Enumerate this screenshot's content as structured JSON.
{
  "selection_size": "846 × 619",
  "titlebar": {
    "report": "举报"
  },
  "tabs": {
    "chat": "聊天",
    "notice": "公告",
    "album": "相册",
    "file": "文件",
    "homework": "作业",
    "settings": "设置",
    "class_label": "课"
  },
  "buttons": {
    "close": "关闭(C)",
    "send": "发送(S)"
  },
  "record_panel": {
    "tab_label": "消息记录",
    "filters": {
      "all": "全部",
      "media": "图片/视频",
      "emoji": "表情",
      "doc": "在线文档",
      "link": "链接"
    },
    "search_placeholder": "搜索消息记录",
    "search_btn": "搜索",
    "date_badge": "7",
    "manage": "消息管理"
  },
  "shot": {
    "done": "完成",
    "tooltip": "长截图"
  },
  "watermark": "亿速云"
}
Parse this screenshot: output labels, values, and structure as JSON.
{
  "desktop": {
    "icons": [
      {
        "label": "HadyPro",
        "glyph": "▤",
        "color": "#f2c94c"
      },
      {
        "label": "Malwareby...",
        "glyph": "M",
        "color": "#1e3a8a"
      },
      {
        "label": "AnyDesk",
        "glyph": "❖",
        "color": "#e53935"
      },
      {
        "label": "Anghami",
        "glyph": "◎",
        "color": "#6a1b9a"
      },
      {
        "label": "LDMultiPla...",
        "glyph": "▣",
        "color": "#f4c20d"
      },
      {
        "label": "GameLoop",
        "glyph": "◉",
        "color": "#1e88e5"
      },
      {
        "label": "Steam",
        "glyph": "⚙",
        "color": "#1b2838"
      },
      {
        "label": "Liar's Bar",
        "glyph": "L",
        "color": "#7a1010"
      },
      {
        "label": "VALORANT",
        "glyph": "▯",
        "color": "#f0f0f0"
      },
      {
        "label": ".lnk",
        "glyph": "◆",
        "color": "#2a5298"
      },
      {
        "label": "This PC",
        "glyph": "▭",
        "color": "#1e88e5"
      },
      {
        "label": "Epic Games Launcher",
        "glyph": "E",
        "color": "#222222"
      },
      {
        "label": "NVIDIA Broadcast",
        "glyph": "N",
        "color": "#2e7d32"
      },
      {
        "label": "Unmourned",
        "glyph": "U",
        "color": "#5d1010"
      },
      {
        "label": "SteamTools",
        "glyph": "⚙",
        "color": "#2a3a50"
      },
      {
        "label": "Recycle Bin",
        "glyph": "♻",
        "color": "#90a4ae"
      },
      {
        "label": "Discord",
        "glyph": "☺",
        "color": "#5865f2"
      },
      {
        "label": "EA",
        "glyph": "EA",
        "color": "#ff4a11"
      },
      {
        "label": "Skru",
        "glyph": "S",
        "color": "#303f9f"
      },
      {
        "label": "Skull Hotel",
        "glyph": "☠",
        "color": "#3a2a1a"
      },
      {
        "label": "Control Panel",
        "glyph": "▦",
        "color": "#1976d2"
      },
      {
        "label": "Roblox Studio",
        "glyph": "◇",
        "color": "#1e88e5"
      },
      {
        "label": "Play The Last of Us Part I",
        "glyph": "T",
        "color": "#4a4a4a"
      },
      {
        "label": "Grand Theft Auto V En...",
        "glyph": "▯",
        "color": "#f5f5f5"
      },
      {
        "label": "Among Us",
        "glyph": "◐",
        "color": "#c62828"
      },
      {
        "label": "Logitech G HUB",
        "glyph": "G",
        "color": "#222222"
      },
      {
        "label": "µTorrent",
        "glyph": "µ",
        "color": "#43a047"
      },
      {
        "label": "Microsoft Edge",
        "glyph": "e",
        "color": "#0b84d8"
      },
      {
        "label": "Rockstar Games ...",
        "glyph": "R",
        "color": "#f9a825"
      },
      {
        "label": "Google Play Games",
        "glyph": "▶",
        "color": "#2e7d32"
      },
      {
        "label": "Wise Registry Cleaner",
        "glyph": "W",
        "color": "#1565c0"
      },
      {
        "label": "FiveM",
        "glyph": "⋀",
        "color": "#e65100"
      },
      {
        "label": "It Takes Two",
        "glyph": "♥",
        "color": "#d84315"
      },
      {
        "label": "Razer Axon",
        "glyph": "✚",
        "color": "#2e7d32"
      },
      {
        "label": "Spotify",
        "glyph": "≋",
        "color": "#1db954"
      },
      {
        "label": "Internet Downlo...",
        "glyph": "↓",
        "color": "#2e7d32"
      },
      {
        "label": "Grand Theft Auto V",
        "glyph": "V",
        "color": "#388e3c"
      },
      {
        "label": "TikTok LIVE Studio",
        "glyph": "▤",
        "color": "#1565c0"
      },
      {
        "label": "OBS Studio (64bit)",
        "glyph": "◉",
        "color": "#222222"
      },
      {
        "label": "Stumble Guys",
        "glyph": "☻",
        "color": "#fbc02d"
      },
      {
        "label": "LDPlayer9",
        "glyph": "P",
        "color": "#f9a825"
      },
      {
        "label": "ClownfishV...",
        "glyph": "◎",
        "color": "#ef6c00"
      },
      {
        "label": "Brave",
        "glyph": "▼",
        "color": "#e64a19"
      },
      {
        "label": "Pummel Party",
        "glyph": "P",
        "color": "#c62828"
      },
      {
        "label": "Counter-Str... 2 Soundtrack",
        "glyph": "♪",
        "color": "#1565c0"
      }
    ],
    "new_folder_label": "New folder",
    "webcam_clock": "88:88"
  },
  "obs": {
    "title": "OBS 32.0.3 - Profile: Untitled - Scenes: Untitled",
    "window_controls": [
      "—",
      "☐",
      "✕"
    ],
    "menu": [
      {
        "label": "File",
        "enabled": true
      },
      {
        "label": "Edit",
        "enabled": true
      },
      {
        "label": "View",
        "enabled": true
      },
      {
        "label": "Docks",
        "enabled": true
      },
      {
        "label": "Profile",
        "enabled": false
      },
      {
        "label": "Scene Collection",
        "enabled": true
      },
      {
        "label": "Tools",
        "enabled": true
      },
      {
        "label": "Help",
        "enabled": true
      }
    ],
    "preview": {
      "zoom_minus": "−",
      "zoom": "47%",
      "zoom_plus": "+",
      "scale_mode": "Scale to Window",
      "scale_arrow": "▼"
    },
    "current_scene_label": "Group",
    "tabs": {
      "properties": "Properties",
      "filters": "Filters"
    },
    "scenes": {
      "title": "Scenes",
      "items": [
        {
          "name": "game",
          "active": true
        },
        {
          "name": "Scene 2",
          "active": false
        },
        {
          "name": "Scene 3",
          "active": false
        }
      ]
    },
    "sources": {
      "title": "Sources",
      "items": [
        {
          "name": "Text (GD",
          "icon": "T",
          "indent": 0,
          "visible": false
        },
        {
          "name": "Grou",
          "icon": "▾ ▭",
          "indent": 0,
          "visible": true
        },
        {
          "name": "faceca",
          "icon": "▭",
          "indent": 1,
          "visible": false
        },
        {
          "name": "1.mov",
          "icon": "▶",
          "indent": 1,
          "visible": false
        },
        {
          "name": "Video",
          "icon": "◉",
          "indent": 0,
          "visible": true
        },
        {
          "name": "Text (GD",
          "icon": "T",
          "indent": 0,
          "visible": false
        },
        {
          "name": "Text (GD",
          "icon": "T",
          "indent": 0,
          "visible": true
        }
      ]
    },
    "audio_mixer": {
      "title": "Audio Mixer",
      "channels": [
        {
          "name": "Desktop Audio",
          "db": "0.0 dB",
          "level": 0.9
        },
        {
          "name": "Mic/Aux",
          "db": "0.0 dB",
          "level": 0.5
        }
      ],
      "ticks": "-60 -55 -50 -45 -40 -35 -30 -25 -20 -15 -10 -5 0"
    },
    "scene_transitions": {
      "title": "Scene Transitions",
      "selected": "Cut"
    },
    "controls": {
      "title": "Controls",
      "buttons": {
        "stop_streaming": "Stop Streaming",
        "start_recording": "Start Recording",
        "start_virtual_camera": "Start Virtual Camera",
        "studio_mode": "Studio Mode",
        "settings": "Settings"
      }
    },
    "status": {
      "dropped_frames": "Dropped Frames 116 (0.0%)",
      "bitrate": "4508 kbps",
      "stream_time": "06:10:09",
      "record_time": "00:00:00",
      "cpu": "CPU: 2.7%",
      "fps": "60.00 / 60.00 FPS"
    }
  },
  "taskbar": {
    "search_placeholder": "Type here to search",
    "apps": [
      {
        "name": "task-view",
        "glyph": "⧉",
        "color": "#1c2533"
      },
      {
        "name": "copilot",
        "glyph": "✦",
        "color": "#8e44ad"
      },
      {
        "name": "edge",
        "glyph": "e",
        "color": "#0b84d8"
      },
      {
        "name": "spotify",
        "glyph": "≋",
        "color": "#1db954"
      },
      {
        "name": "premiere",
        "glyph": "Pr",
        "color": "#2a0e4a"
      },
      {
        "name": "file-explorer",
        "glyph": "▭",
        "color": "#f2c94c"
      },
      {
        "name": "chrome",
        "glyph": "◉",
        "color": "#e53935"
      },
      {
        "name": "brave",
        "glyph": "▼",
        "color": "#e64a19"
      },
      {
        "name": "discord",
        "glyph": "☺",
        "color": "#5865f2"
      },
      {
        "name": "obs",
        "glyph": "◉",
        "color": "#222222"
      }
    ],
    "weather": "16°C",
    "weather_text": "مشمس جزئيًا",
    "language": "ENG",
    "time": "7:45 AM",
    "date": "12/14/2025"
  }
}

**AIM OF THE EXERCISE**
Using the listing, say how many lines include the word "Studio", and add nothing else.

**CORRECT RESPONSE**
4